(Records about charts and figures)
+===+
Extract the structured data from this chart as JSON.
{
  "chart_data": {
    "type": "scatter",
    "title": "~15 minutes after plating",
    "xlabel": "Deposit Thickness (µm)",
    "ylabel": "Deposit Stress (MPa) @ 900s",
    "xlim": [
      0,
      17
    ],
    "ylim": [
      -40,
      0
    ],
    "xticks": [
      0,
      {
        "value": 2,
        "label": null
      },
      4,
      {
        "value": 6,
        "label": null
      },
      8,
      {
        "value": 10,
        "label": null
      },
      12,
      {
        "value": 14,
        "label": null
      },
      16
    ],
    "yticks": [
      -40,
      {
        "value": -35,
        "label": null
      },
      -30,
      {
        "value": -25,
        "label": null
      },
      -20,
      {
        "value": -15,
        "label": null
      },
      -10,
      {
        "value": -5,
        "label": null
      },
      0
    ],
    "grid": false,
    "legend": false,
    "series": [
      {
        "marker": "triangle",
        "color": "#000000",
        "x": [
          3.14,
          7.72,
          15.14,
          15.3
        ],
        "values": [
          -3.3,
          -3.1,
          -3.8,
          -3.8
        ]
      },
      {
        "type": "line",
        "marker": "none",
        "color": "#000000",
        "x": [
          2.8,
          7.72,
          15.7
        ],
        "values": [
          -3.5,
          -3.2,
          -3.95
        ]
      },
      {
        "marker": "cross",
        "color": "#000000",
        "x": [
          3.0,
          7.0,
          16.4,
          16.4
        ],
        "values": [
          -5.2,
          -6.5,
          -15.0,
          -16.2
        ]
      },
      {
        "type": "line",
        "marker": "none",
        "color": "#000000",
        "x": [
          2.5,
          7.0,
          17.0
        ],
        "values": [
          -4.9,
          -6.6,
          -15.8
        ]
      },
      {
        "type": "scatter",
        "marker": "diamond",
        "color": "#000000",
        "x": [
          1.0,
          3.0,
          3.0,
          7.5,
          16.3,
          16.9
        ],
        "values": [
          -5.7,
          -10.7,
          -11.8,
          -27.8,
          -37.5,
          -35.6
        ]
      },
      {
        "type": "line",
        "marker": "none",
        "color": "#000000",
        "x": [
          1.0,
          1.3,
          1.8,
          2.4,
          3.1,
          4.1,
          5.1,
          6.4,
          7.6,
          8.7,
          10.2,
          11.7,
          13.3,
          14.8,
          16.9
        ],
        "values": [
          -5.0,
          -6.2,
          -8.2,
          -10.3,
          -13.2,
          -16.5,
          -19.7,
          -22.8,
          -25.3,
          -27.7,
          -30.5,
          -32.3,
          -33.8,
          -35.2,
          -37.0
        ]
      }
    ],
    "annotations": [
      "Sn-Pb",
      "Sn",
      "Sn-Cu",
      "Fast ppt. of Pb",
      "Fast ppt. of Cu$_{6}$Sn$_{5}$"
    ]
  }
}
+===+
→ **Written request**: Copy out the whole listing, exactly as written.

→ **Task result**:
Extract the structured data from this chart as JSON.
{
  "chart_data": {
    "type": "scatter",
    "title": "~15 minutes after plating",
    "xlabel": "Deposit Thickness (µm)",
    "ylabel": "Deposit Stress (MPa) @ 900s",
    "xlim": [
      0,
      17
    ],
    "ylim": [
      -40,
      0
    ],
    "xticks": [
      0,
      {
        "value": 2,
        "label": null
      },
      4,
      {
        "value": 6,
        "label": null
      },
      8,
      {
        "value": 10,
        "label": null
      },
      12,
      {
        "value": 14,
        "label": null
      },
      16
    ],
    "yticks": [
      -40,
      {
        "value": -35,
        "label": null
      },
      -30,
      {
        "value": -25,
        "label": null
      },
      -20,
      {
        "value": -15,
        "label": null
      },
      -10,
      {
        "value": -5,
        "label": null
      },
      0
    ],
    "grid": false,
    "legend": false,
    "series": [
      {
        "marker": "triangle",
        "color": "#000000",
        "x": [
          3.14,
          7.72,
          15.14,
          15.3
        ],
        "values": [
          -3.3,
          -3.1,
          -3.8,
          -3.8
        ]
      },
      {
        "type": "line",
        "marker": "none",
        "color": "#000000",
        "x": [
          2.8,
          7.72,
          15.7
        ],
        "values": [
          -3.5,
          -3.2,
          -3.95
        ]
      },
      {
        "marker": "cross",
        "color": "#000000",
        "x": [
          3.0,
          7.0,
          16.4,
          16.4
        ],
        "values": [
          -5.2,
          -6.5,
          -15.0,
          -16.2
        ]
      },
      {
        "type": "line",
        "marker": "none",
        "color": "#000000",
        "x": [
          2.5,
          7.0,
          17.0
        ],
        "values": [
          -4.9,
          -6.6,
          -15.8
        ]
      },
      {
        "type": "scatter",
        "marker": "diamond",
        "color": "#000000",
        "x": [
          1.0,
          3.0,
          3.0,
          7.5,
          16.3,
          16.9
        ],
        "values": [
          -5.7,
          -10.7,
          -11.8,
          -27.8,
          -37.5,
          -35.6
        ]
      },
      {
        "type": "line",
        "marker": "none",
        "color": "#000000",
        "x": [
          1.0,
          1.3,
          1.8,
          2.4,
          3.1,
          4.1,
          5.1,
          6.4,
          7.6,
          8.7,
          10.2,
          11.7,
          13.3,
          14.8,
          16.9
        ],
        "values": [
          -5.0,
          -6.2,
          -8.2,
          -10.3,
          -13.2,
          -16.5,
          -19.7,
          -22.8,
          -25.3,
          -27.7,
          -30.5,
          -32.3,
          -33.8,
          -35.2,
          -37.0
        ]
      }
    ],
    "annotations": [
      "Sn-Pb",
      "Sn",
      "Sn-Cu",
      "Fast ppt. of Pb",
      "Fast ppt. of Cu$_{6}$Sn$_{5}$"
    ]
  }
}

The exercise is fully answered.